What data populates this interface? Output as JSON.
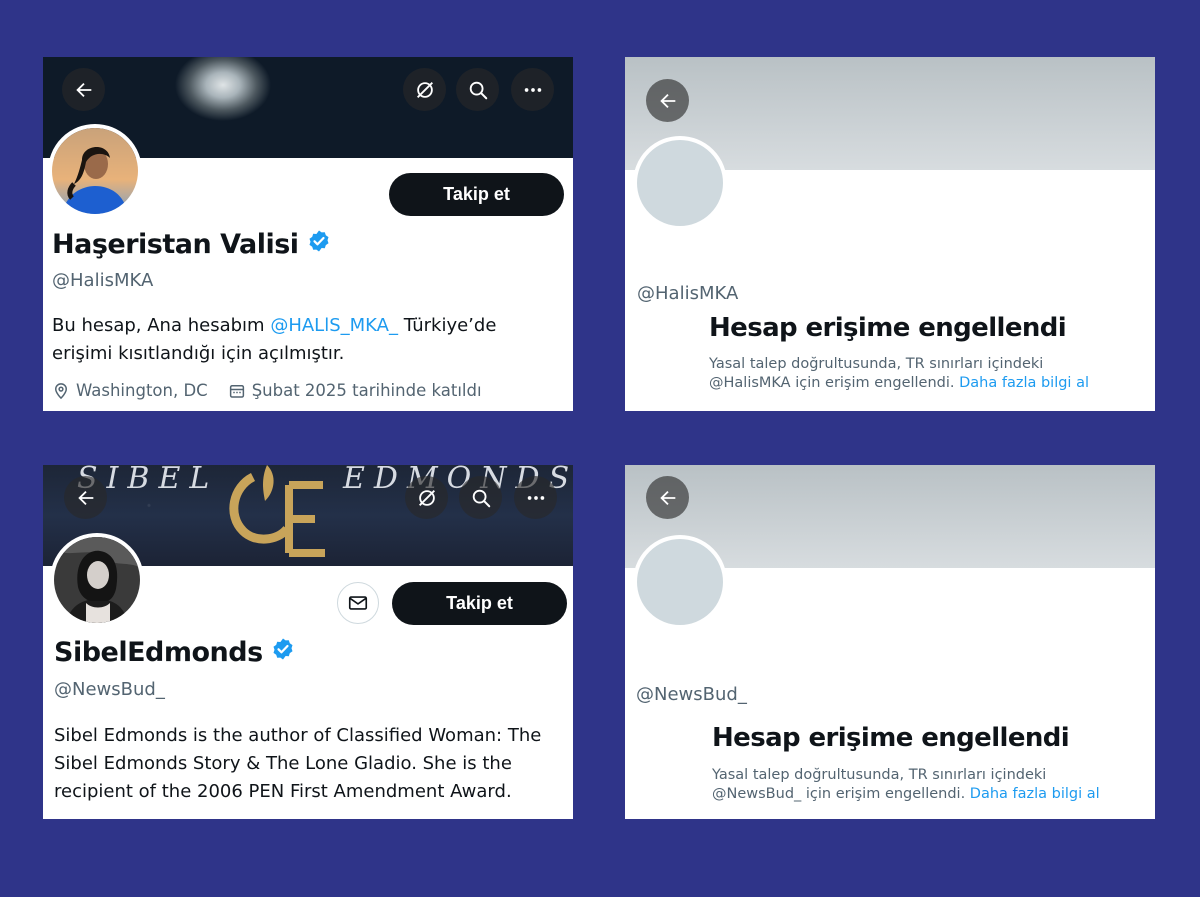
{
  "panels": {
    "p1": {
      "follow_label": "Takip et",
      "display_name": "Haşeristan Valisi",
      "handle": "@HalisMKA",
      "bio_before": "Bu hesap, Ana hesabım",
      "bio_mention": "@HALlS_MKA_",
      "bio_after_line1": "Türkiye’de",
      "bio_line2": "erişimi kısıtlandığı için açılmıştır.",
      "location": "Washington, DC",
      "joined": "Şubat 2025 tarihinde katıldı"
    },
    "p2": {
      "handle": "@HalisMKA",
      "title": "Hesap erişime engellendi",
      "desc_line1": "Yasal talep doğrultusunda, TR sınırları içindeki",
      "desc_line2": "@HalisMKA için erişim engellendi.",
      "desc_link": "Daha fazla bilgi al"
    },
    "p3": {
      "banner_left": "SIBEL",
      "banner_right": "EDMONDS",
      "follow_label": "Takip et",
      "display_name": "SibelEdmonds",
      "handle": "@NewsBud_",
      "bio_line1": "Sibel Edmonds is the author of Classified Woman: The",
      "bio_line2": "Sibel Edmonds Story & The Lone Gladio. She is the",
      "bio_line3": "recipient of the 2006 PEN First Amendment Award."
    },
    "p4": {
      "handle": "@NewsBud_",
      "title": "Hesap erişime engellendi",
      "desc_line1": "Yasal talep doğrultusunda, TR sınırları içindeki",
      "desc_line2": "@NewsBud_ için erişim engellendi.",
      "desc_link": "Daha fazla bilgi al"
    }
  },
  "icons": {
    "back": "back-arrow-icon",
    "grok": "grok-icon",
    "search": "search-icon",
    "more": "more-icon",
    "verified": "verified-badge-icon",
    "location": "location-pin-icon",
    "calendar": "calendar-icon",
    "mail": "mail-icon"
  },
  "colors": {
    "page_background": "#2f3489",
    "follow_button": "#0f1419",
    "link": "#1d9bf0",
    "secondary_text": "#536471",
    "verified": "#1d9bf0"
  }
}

★ ★ ★ ★ ★

▶ **To be done**: Exclude all images and restate the records above word for word.

▶ **Exercise response**:
What data populates this interface? Output as JSON.
{
  "panels": {
    "p1": {
      "follow_label": "Takip et",
      "display_name": "Haşeristan Valisi",
      "handle": "@HalisMKA",
      "bio_before": "Bu hesap, Ana hesabım",
      "bio_mention": "@HALlS_MKA_",
      "bio_after_line1": "Türkiye’de",
      "bio_line2": "erişimi kısıtlandığı için açılmıştır.",
      "location": "Washington, DC",
      "joined": "Şubat 2025 tarihinde katıldı"
    },
    "p2": {
      "handle": "@HalisMKA",
      "title": "Hesap erişime engellendi",
      "desc_line1": "Yasal talep doğrultusunda, TR sınırları içindeki",
      "desc_line2": "@HalisMKA için erişim engellendi.",
      "desc_link": "Daha fazla bilgi al"
    },
    "p3": {
      "banner_left": "SIBEL",
      "banner_right": "EDMONDS",
      "follow_label": "Takip et",
      "display_name": "SibelEdmonds",
      "handle": "@NewsBud_",
      "bio_line1": "Sibel Edmonds is the author of Classified Woman: The",
      "bio_line2": "Sibel Edmonds Story & The Lone Gladio. She is the",
      "bio_line3": "recipient of the 2006 PEN First Amendment Award."
    },
    "p4": {
      "handle": "@NewsBud_",
      "title": "Hesap erişime engellendi",
      "desc_line1": "Yasal talep doğrultusunda, TR sınırları içindeki",
      "desc_line2": "@NewsBud_ için erişim engellendi.",
      "desc_link": "Daha fazla bilgi al"
    }
  },
  "icons": {
    "back": "back-arrow-icon",
    "grok": "grok-icon",
    "search": "search-icon",
    "more": "more-icon",
    "verified": "verified-badge-icon",
    "location": "location-pin-icon",
    "calendar": "calendar-icon",
    "mail": "mail-icon"
  },
  "colors": {
    "page_background": "#2f3489",
    "follow_button": "#0f1419",
    "link": "#1d9bf0",
    "secondary_text": "#536471",
    "verified": "#1d9bf0"
  }
}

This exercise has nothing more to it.